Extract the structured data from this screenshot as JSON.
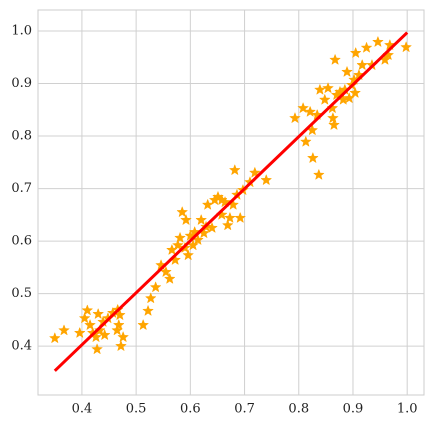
{
  "chart_data": {
    "type": "scatter",
    "xlim": [
      0.319,
      1.031
    ],
    "ylim": [
      0.307,
      1.04
    ],
    "xticks": [
      0.4,
      0.5,
      0.6,
      0.7,
      0.8,
      0.9,
      {
        "value": 1,
        "label": "1.0"
      }
    ],
    "yticks": [
      0.4,
      0.5,
      0.6,
      0.7,
      0.8,
      0.9,
      {
        "value": 1,
        "label": "1.0"
      }
    ],
    "grid": true,
    "series": [
      {
        "marker": "star",
        "color": "#ffa500",
        "x": [
          0.35,
          0.367,
          0.396,
          0.405,
          0.41,
          0.415,
          0.42,
          0.426,
          0.428,
          0.43,
          0.433,
          0.439,
          0.442,
          0.448,
          0.457,
          0.465,
          0.468,
          0.47,
          0.472,
          0.476,
          0.466,
          0.513,
          0.522,
          0.527,
          0.536,
          0.546,
          0.555,
          0.562,
          0.566,
          0.572,
          0.577,
          0.581,
          0.585,
          0.59,
          0.592,
          0.596,
          0.6,
          0.605,
          0.608,
          0.614,
          0.62,
          0.625,
          0.629,
          0.632,
          0.64,
          0.645,
          0.651,
          0.658,
          0.664,
          0.669,
          0.673,
          0.679,
          0.682,
          0.686,
          0.692,
          0.697,
          0.71,
          0.719,
          0.74,
          0.658,
          0.793,
          0.808,
          0.813,
          0.821,
          0.825,
          0.826,
          0.834,
          0.837,
          0.839,
          0.848,
          0.854,
          0.862,
          0.863,
          0.865,
          0.867,
          0.87,
          0.876,
          0.882,
          0.885,
          0.889,
          0.893,
          0.898,
          0.902,
          0.904,
          0.905,
          0.911,
          0.917,
          0.925,
          0.935,
          0.946,
          0.959,
          0.965,
          0.968,
          0.998
        ],
        "values": [
          0.415,
          0.43,
          0.425,
          0.453,
          0.468,
          0.44,
          0.425,
          0.417,
          0.394,
          0.461,
          0.43,
          0.446,
          0.421,
          0.453,
          0.463,
          0.43,
          0.44,
          0.459,
          0.4,
          0.417,
          0.469,
          0.44,
          0.467,
          0.491,
          0.512,
          0.554,
          0.541,
          0.528,
          0.583,
          0.564,
          0.592,
          0.606,
          0.655,
          0.587,
          0.64,
          0.573,
          0.61,
          0.592,
          0.617,
          0.602,
          0.64,
          0.615,
          0.627,
          0.669,
          0.625,
          0.678,
          0.684,
          0.65,
          0.674,
          0.63,
          0.644,
          0.669,
          0.735,
          0.688,
          0.644,
          0.697,
          0.712,
          0.73,
          0.716,
          0.678,
          0.834,
          0.853,
          0.789,
          0.846,
          0.811,
          0.758,
          0.84,
          0.726,
          0.888,
          0.869,
          0.891,
          0.853,
          0.834,
          0.821,
          0.945,
          0.878,
          0.884,
          0.869,
          0.888,
          0.922,
          0.872,
          0.897,
          0.907,
          0.882,
          0.958,
          0.916,
          0.935,
          0.968,
          0.935,
          0.979,
          0.945,
          0.954,
          0.973,
          0.969
        ]
      },
      {
        "marker": "line",
        "color": "#ff0000",
        "x": [
          0.35,
          1.0
        ],
        "values": [
          0.353,
          0.997
        ]
      }
    ]
  }
}
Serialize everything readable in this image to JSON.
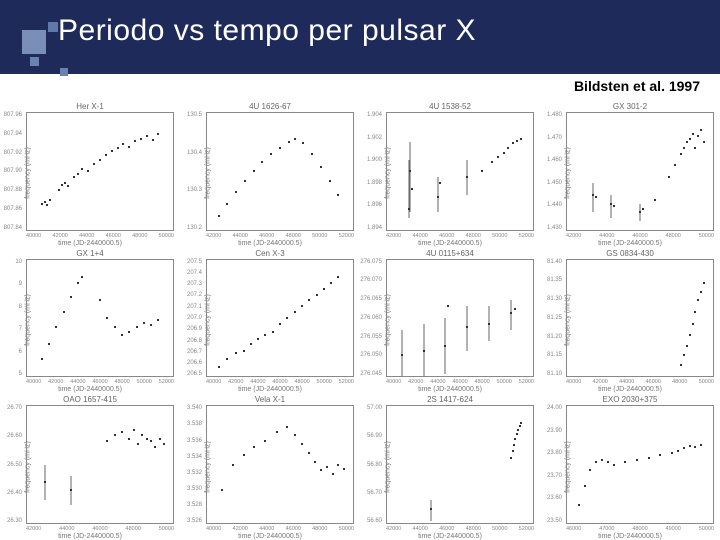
{
  "header": {
    "title": "Periodo vs tempo per pulsar X",
    "citation": "Bildsten et al. 1997",
    "bg_color": "#1e2a5a",
    "title_color": "#ffffff"
  },
  "axes_common": {
    "ylabel": "frequency (mHz)",
    "xlabel": "time (JD-2440000.5)"
  },
  "panels": [
    {
      "title": "Her X-1",
      "yticks": [
        "807.96",
        "807.94",
        "807.92",
        "807.90",
        "807.88",
        "807.86",
        "807.84"
      ],
      "xticks": [
        "40000",
        "42000",
        "44000",
        "46000",
        "48000",
        "50000"
      ],
      "pts": [
        [
          10,
          78
        ],
        [
          12,
          76
        ],
        [
          14,
          79
        ],
        [
          16,
          75
        ],
        [
          22,
          66
        ],
        [
          24,
          62
        ],
        [
          26,
          60
        ],
        [
          28,
          63
        ],
        [
          32,
          55
        ],
        [
          35,
          52
        ],
        [
          38,
          48
        ],
        [
          42,
          50
        ],
        [
          46,
          44
        ],
        [
          50,
          40
        ],
        [
          54,
          36
        ],
        [
          58,
          33
        ],
        [
          62,
          30
        ],
        [
          66,
          27
        ],
        [
          70,
          29
        ],
        [
          74,
          24
        ],
        [
          78,
          22
        ],
        [
          82,
          20
        ],
        [
          86,
          23
        ],
        [
          90,
          18
        ]
      ]
    },
    {
      "title": "4U 1626-67",
      "yticks": [
        "130.5",
        "130.4",
        "130.3",
        "130.2"
      ],
      "xticks": [
        "42000",
        "44000",
        "46000",
        "48000",
        "50000",
        "52000"
      ],
      "pts": [
        [
          8,
          88
        ],
        [
          14,
          78
        ],
        [
          20,
          68
        ],
        [
          26,
          58
        ],
        [
          32,
          50
        ],
        [
          38,
          42
        ],
        [
          44,
          35
        ],
        [
          50,
          30
        ],
        [
          56,
          25
        ],
        [
          60,
          22
        ],
        [
          66,
          26
        ],
        [
          72,
          35
        ],
        [
          78,
          46
        ],
        [
          84,
          58
        ],
        [
          90,
          70
        ]
      ]
    },
    {
      "title": "4U 1538-52",
      "yticks": [
        "1.904",
        "1.902",
        "1.900",
        "1.898",
        "1.896",
        "1.894"
      ],
      "xticks": [
        "42000",
        "44000",
        "46000",
        "48000",
        "50000",
        "52000"
      ],
      "pts": [
        [
          15,
          82
        ],
        [
          16,
          50
        ],
        [
          17,
          65
        ],
        [
          35,
          72
        ],
        [
          36,
          60
        ],
        [
          55,
          55
        ],
        [
          65,
          50
        ],
        [
          72,
          42
        ],
        [
          76,
          38
        ],
        [
          80,
          34
        ],
        [
          83,
          30
        ],
        [
          86,
          26
        ],
        [
          89,
          24
        ],
        [
          92,
          22
        ]
      ],
      "ers": [
        [
          15,
          40,
          50
        ],
        [
          16,
          25,
          60
        ],
        [
          35,
          55,
          30
        ],
        [
          55,
          40,
          30
        ]
      ]
    },
    {
      "title": "GX 301-2",
      "yticks": [
        "1.480",
        "1.470",
        "1.460",
        "1.450",
        "1.440",
        "1.430"
      ],
      "xticks": [
        "42000",
        "44000",
        "46000",
        "48000",
        "50000"
      ],
      "pts": [
        [
          18,
          70
        ],
        [
          20,
          72
        ],
        [
          30,
          78
        ],
        [
          32,
          80
        ],
        [
          50,
          85
        ],
        [
          52,
          82
        ],
        [
          60,
          75
        ],
        [
          70,
          55
        ],
        [
          74,
          45
        ],
        [
          78,
          35
        ],
        [
          80,
          30
        ],
        [
          82,
          25
        ],
        [
          84,
          22
        ],
        [
          86,
          18
        ],
        [
          88,
          30
        ],
        [
          90,
          20
        ],
        [
          92,
          15
        ],
        [
          94,
          25
        ]
      ],
      "ers": [
        [
          18,
          60,
          25
        ],
        [
          30,
          70,
          20
        ],
        [
          50,
          78,
          15
        ]
      ]
    },
    {
      "title": "GX 1+4",
      "yticks": [
        "10",
        "9",
        "8",
        "7",
        "6",
        "5"
      ],
      "xticks": [
        "40000",
        "42000",
        "44000",
        "46000",
        "48000",
        "50000",
        "52000"
      ],
      "pts": [
        [
          10,
          85
        ],
        [
          15,
          72
        ],
        [
          20,
          58
        ],
        [
          25,
          45
        ],
        [
          30,
          32
        ],
        [
          35,
          20
        ],
        [
          38,
          15
        ],
        [
          50,
          35
        ],
        [
          55,
          50
        ],
        [
          60,
          58
        ],
        [
          65,
          65
        ],
        [
          70,
          62
        ],
        [
          75,
          58
        ],
        [
          80,
          54
        ],
        [
          85,
          56
        ],
        [
          90,
          52
        ]
      ]
    },
    {
      "title": "Cen X-3",
      "yticks": [
        "207.5",
        "207.4",
        "207.3",
        "207.2",
        "207.1",
        "207.0",
        "206.9",
        "206.8",
        "206.7",
        "206.6",
        "206.5"
      ],
      "xticks": [
        "40000",
        "42000",
        "44000",
        "46000",
        "48000",
        "50000",
        "52000"
      ],
      "pts": [
        [
          8,
          92
        ],
        [
          14,
          85
        ],
        [
          20,
          80
        ],
        [
          25,
          78
        ],
        [
          30,
          72
        ],
        [
          35,
          68
        ],
        [
          40,
          65
        ],
        [
          45,
          62
        ],
        [
          50,
          55
        ],
        [
          55,
          50
        ],
        [
          60,
          45
        ],
        [
          65,
          40
        ],
        [
          70,
          35
        ],
        [
          75,
          30
        ],
        [
          80,
          25
        ],
        [
          85,
          20
        ],
        [
          90,
          15
        ]
      ]
    },
    {
      "title": "4U 0115+634",
      "yticks": [
        "276.075",
        "276.070",
        "276.065",
        "276.060",
        "276.055",
        "276.050",
        "276.045"
      ],
      "xticks": [
        "40000",
        "42000",
        "44000",
        "46000",
        "48000",
        "50000",
        "52000"
      ],
      "pts": [
        [
          10,
          82
        ],
        [
          25,
          78
        ],
        [
          40,
          74
        ],
        [
          42,
          40
        ],
        [
          55,
          58
        ],
        [
          70,
          55
        ],
        [
          85,
          46
        ],
        [
          88,
          42
        ]
      ],
      "ers": [
        [
          10,
          60,
          40
        ],
        [
          25,
          55,
          45
        ],
        [
          40,
          50,
          48
        ],
        [
          55,
          40,
          38
        ],
        [
          70,
          40,
          30
        ],
        [
          85,
          35,
          25
        ]
      ]
    },
    {
      "title": "GS 0834-430",
      "yticks": [
        "81.40",
        "81.35",
        "81.30",
        "81.25",
        "81.20",
        "81.15",
        "81.10"
      ],
      "xticks": [
        "40000",
        "42000",
        "44000",
        "46000",
        "48000",
        "50000"
      ],
      "pts": [
        [
          78,
          90
        ],
        [
          80,
          82
        ],
        [
          82,
          74
        ],
        [
          84,
          65
        ],
        [
          86,
          55
        ],
        [
          88,
          45
        ],
        [
          90,
          35
        ],
        [
          92,
          28
        ],
        [
          94,
          20
        ]
      ]
    },
    {
      "title": "OAO 1657-415",
      "yticks": [
        "26.70",
        "26.60",
        "26.50",
        "26.40",
        "26.30"
      ],
      "xticks": [
        "42000",
        "44000",
        "46000",
        "48000",
        "50000"
      ],
      "pts": [
        [
          12,
          65
        ],
        [
          30,
          72
        ],
        [
          55,
          30
        ],
        [
          60,
          25
        ],
        [
          65,
          22
        ],
        [
          70,
          28
        ],
        [
          73,
          20
        ],
        [
          76,
          32
        ],
        [
          79,
          25
        ],
        [
          82,
          28
        ],
        [
          85,
          30
        ],
        [
          88,
          35
        ],
        [
          91,
          28
        ],
        [
          94,
          32
        ]
      ],
      "ers": [
        [
          12,
          50,
          30
        ],
        [
          30,
          60,
          25
        ]
      ]
    },
    {
      "title": "Vela X-1",
      "yticks": [
        "3.540",
        "3.538",
        "3.536",
        "3.534",
        "3.532",
        "3.530",
        "3.528",
        "3.526"
      ],
      "xticks": [
        "40000",
        "42000",
        "44000",
        "46000",
        "48000",
        "50000"
      ],
      "pts": [
        [
          10,
          72
        ],
        [
          18,
          50
        ],
        [
          25,
          42
        ],
        [
          32,
          35
        ],
        [
          40,
          30
        ],
        [
          48,
          22
        ],
        [
          55,
          18
        ],
        [
          60,
          25
        ],
        [
          65,
          32
        ],
        [
          70,
          40
        ],
        [
          74,
          48
        ],
        [
          78,
          55
        ],
        [
          82,
          52
        ],
        [
          86,
          58
        ],
        [
          90,
          50
        ],
        [
          94,
          54
        ]
      ]
    },
    {
      "title": "2S 1417-624",
      "yticks": [
        "57.00",
        "56.90",
        "56.80",
        "56.70",
        "56.60"
      ],
      "xticks": [
        "42000",
        "44000",
        "46000",
        "48000",
        "50000",
        "52000"
      ],
      "pts": [
        [
          30,
          88
        ],
        [
          85,
          44
        ],
        [
          86,
          38
        ],
        [
          87,
          33
        ],
        [
          88,
          28
        ],
        [
          89,
          24
        ],
        [
          90,
          20
        ],
        [
          91,
          17
        ],
        [
          92,
          14
        ]
      ],
      "ers": [
        [
          30,
          80,
          18
        ]
      ]
    },
    {
      "title": "EXO 2030+375",
      "yticks": [
        "24.00",
        "23.90",
        "23.80",
        "23.70",
        "23.60",
        "23.50"
      ],
      "xticks": [
        "46000",
        "47000",
        "48000",
        "49000",
        "50000"
      ],
      "pts": [
        [
          8,
          85
        ],
        [
          12,
          68
        ],
        [
          16,
          55
        ],
        [
          20,
          48
        ],
        [
          24,
          46
        ],
        [
          28,
          48
        ],
        [
          32,
          50
        ],
        [
          40,
          48
        ],
        [
          48,
          46
        ],
        [
          56,
          44
        ],
        [
          64,
          42
        ],
        [
          72,
          40
        ],
        [
          76,
          38
        ],
        [
          80,
          36
        ],
        [
          84,
          34
        ],
        [
          88,
          35
        ],
        [
          92,
          33
        ]
      ]
    }
  ]
}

-=-=-

Stated problem.
Scan the material above for the string "this" and return the lines that hold it.

Answer below.
Extract the structured data from this screenshot as JSON.
Serialize everything readable in this image to JSON.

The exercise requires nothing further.